Description of the task: Copy, in full, each line of the material that holds the word "كانت".

-------- Items

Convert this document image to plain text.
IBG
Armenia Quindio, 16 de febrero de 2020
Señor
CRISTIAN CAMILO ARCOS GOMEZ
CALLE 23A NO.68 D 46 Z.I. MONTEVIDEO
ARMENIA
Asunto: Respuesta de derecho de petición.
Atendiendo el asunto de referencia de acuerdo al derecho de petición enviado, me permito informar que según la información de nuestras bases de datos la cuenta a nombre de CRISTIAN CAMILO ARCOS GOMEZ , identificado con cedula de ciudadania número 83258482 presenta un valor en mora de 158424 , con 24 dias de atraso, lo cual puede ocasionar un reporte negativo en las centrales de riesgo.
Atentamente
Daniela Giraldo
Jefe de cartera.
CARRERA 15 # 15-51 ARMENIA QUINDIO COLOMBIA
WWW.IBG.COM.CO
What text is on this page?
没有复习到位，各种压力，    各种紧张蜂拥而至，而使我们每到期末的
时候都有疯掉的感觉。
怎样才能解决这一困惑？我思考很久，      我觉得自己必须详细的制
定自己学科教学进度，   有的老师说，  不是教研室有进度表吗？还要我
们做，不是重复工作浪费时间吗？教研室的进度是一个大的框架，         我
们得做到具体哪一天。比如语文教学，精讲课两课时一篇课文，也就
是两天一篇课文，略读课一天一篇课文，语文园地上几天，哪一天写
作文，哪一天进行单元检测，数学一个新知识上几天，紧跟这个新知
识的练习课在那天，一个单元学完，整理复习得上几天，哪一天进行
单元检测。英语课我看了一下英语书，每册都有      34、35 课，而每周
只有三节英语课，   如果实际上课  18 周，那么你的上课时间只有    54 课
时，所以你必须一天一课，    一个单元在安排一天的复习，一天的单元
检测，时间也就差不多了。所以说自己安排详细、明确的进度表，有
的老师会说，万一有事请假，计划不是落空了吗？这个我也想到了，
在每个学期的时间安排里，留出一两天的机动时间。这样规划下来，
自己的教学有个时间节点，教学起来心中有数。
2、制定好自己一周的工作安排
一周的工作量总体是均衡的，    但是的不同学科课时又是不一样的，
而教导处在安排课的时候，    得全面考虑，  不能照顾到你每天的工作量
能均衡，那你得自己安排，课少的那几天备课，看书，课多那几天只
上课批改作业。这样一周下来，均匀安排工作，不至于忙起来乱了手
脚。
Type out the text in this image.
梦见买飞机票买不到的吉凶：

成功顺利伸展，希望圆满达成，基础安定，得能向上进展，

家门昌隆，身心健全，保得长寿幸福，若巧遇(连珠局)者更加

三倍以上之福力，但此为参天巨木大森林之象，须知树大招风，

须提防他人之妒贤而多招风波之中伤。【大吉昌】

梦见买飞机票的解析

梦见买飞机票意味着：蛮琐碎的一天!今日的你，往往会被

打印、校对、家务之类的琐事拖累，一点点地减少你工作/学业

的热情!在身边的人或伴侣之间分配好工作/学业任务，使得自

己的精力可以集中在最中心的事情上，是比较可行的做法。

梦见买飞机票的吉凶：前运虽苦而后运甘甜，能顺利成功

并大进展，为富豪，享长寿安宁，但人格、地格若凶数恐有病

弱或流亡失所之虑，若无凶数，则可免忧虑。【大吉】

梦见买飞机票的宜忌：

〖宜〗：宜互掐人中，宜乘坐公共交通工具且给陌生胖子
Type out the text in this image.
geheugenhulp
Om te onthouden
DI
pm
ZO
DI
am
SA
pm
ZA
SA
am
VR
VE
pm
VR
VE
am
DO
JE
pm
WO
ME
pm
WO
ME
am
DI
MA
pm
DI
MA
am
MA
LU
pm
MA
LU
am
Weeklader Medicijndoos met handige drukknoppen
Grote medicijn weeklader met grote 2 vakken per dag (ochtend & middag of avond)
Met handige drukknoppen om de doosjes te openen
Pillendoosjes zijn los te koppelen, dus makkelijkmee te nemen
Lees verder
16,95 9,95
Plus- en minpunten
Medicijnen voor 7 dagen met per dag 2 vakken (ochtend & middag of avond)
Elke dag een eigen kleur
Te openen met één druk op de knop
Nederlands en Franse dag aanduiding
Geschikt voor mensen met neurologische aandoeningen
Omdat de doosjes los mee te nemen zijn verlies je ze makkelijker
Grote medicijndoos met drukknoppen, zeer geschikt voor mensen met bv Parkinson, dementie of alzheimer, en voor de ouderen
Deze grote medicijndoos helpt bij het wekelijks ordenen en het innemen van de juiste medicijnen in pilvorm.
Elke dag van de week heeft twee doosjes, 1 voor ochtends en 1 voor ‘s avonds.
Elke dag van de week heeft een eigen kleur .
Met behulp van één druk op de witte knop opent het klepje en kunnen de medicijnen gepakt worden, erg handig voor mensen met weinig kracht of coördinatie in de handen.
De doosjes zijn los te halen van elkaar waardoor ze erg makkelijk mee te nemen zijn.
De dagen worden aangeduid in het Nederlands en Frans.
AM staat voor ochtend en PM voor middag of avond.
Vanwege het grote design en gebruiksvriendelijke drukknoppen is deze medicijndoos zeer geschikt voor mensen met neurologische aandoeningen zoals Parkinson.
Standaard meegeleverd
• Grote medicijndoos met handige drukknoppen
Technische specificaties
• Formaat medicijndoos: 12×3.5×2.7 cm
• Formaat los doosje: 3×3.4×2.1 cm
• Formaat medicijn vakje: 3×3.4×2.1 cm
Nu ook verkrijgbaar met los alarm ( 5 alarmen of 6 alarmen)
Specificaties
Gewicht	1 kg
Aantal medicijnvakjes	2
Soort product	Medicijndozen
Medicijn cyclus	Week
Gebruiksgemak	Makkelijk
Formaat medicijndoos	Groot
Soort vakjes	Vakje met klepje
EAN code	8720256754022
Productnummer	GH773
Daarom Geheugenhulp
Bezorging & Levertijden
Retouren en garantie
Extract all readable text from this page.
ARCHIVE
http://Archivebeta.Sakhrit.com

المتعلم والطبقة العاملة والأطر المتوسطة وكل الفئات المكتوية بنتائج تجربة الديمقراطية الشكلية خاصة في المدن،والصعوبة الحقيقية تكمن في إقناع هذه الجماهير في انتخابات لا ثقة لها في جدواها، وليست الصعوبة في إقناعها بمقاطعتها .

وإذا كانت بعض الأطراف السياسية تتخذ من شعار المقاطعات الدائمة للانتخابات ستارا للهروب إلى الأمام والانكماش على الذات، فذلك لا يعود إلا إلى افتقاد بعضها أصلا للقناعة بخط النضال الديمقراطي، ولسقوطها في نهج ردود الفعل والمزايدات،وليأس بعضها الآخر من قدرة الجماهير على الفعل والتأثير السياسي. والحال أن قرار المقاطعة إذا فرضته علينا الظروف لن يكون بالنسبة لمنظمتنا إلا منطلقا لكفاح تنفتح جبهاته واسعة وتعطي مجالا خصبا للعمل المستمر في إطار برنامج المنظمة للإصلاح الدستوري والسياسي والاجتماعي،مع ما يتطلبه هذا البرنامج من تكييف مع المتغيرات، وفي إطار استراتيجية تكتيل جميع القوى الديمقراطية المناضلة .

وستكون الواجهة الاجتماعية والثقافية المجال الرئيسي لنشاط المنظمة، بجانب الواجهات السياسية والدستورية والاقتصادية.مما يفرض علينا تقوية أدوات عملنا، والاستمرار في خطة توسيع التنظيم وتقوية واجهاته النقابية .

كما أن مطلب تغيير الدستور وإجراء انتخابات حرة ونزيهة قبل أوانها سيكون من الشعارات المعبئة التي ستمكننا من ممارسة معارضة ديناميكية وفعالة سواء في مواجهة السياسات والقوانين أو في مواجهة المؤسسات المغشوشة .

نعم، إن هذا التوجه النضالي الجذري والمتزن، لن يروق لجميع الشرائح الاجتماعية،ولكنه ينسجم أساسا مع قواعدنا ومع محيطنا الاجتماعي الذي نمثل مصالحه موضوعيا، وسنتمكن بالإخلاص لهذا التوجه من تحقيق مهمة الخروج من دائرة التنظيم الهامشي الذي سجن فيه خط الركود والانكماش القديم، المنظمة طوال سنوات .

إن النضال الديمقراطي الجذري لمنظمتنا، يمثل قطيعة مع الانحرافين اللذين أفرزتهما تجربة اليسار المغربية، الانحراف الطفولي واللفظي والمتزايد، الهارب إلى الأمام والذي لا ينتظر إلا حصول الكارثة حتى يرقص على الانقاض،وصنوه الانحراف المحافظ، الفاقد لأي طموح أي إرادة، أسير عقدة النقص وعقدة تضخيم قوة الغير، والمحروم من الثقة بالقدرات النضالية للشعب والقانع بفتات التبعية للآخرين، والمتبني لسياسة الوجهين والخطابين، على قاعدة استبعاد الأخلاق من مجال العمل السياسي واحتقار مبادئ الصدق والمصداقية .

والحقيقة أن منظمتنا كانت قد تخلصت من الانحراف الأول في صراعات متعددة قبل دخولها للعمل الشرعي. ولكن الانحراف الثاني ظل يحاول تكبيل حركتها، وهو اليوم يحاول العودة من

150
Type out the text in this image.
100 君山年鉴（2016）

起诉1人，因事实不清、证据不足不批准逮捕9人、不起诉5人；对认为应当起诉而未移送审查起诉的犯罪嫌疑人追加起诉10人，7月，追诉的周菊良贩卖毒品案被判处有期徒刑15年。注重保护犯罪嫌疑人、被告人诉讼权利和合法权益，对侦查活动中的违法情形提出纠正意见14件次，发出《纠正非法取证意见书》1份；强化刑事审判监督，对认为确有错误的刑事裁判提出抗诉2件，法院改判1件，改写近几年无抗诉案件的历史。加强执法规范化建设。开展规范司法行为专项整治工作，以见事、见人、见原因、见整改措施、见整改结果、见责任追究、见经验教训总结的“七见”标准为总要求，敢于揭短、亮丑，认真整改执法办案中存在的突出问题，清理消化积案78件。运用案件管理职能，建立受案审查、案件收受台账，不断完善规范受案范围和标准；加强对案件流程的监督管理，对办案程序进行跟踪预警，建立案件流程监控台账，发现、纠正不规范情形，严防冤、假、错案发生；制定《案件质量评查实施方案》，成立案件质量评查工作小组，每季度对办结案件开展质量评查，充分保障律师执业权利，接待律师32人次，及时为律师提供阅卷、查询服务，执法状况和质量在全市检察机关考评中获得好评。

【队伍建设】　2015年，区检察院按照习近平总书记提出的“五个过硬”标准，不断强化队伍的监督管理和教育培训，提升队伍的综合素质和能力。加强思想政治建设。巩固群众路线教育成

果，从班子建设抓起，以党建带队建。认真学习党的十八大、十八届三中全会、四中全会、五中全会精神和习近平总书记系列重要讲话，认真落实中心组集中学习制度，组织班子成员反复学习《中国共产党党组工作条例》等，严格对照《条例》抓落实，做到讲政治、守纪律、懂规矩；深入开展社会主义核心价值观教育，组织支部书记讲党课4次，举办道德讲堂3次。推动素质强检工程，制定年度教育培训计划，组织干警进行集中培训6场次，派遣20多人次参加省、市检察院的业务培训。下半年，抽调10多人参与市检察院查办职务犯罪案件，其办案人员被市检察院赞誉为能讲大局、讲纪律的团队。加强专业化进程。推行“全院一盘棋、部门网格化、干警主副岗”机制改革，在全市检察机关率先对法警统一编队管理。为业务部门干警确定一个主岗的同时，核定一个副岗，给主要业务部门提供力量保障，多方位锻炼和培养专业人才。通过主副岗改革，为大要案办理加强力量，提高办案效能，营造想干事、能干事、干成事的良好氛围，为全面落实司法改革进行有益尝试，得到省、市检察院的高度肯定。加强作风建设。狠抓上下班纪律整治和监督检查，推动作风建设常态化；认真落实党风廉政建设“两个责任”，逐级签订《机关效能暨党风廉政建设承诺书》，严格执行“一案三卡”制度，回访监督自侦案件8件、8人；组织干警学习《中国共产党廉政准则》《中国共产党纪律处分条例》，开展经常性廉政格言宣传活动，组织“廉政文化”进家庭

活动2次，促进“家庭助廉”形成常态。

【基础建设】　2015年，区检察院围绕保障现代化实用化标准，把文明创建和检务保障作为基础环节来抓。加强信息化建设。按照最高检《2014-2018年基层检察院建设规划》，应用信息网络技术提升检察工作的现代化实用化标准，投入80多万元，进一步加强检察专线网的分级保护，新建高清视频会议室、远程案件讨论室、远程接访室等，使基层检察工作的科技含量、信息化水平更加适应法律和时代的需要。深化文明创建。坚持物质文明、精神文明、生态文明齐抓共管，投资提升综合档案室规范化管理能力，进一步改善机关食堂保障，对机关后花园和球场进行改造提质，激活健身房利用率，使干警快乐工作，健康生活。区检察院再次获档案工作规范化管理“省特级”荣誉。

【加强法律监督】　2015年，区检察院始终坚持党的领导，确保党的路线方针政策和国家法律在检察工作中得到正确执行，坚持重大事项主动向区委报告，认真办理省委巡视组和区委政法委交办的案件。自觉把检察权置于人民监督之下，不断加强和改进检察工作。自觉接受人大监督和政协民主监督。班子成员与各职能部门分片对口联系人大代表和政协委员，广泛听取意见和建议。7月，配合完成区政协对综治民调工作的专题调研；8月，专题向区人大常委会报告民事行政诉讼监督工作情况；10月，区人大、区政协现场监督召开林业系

----------------

Written reply:
وإذا كانت بعض الأطراف السياسية تتخذ من شعار المقاطعات الدائمة للانتخابات ستارا للهروب إلى الأمام والانكماش على الذات، فذلك لا يعود إلا إلى افتقاد بعضها أصلا للقناعة بخط النضال الديمقراطي، ولسقوطها في نهج ردود الفعل والمزايدات،وليأس بعضها الآخر من قدرة الجماهير على الفعل والتأثير السياسي. والحال أن قرار المقاطعة إذا فرضته علينا الظروف لن يكون بالنسبة لمنظمتنا إلا منطلقا لكفاح تنفتح جبهاته واسعة وتعطي مجالا خصبا للعمل المستمر في إطار برنامج المنظمة للإصلاح الدستوري والسياسي والاجتماعي،مع ما يتطلبه هذا البرنامج من تكييف مع المتغيرات، وفي إطار استراتيجية تكتيل جميع القوى الديمقراطية المناضلة .
والحقيقة أن منظمتنا كانت قد تخلصت من الانحراف الأول في صراعات متعددة قبل دخولها للعمل الشرعي. ولكن الانحراف الثاني ظل يحاول تكبيل حركتها، وهو اليوم يحاول العودة من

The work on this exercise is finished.